Tally the lines in the records underneath that contain the string "Софиевка", and state the figure by itself.

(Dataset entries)
============================================================
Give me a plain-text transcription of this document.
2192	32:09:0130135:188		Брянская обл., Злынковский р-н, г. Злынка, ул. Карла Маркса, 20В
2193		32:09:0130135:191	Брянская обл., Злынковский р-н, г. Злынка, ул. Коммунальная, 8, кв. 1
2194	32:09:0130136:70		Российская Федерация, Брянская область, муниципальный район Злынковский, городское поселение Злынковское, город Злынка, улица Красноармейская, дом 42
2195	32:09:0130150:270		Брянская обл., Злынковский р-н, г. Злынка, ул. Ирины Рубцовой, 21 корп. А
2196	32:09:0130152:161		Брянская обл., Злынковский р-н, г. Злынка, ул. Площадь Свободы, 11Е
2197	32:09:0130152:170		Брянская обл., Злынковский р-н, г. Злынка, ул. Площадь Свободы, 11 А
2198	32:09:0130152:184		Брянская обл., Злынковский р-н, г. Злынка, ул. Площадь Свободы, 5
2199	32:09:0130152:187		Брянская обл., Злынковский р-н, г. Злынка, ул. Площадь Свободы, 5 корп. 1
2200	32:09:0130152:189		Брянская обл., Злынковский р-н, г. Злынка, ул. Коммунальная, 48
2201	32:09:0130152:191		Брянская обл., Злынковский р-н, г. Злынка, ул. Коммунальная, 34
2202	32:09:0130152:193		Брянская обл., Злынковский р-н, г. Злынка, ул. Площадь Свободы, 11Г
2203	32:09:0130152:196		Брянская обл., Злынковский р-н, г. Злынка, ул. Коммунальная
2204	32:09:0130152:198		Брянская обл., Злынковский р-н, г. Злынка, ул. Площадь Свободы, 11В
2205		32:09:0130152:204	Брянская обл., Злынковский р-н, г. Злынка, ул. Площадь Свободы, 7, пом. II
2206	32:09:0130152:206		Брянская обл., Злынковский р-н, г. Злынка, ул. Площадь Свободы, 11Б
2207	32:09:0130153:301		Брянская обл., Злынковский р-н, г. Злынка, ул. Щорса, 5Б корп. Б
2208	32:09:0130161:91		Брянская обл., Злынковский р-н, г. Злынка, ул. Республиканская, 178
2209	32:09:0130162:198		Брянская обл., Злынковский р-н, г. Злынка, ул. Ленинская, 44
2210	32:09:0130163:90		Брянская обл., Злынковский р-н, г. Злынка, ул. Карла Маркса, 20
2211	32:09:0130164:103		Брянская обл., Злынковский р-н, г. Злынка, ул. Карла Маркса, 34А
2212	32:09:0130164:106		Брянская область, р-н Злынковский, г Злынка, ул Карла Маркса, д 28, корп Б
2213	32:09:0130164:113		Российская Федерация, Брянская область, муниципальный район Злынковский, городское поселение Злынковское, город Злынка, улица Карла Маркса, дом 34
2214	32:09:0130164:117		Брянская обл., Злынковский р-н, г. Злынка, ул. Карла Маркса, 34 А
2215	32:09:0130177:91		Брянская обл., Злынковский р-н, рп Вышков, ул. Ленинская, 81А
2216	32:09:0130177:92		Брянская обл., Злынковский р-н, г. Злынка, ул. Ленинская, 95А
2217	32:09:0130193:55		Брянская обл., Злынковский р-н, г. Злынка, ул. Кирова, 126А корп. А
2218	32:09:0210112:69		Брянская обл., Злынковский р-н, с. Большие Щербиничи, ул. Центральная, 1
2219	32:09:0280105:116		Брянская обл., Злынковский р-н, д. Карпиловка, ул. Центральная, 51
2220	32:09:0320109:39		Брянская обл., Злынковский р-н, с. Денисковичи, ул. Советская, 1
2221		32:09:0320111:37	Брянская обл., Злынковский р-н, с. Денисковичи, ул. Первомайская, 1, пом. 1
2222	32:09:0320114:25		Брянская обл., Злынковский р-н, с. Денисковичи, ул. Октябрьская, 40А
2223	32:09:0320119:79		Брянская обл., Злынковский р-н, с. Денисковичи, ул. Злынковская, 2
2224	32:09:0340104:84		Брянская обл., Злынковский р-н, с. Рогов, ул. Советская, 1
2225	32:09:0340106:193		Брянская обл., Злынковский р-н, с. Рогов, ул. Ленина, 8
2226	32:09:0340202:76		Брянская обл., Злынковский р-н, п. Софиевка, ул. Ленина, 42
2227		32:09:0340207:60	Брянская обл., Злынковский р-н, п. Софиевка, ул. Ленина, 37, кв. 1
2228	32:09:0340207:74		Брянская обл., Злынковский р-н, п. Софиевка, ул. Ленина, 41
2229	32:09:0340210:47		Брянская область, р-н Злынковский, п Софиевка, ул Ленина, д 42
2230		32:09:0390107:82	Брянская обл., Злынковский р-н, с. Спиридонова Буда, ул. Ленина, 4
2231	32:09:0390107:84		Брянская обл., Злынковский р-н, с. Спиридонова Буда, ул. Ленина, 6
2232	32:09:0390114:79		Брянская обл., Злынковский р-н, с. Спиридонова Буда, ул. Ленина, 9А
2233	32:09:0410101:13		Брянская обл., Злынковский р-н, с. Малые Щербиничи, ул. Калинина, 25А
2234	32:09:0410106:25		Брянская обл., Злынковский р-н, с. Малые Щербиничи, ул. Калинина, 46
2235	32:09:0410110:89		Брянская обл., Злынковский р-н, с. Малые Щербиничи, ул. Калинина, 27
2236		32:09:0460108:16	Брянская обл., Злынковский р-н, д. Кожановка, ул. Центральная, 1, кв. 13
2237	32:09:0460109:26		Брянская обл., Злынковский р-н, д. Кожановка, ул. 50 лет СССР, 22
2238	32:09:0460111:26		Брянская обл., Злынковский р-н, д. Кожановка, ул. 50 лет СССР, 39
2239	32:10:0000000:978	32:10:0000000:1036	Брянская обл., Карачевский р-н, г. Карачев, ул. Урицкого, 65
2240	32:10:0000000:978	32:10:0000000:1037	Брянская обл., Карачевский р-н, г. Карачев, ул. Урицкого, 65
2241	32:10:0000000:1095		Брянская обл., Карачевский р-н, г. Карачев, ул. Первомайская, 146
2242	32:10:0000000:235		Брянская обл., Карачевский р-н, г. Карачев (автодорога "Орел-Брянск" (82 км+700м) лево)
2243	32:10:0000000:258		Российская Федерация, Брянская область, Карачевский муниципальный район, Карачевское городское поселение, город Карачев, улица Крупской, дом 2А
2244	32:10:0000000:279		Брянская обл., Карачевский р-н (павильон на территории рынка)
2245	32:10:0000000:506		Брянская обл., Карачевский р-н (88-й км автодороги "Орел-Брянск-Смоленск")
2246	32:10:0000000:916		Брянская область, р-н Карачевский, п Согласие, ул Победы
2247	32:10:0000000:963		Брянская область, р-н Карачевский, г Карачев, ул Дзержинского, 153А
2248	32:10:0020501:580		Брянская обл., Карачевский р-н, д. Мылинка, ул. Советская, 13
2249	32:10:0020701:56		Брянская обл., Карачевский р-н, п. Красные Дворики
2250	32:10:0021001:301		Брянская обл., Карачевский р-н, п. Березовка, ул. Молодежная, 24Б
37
============================================================
**THE RESULT**
4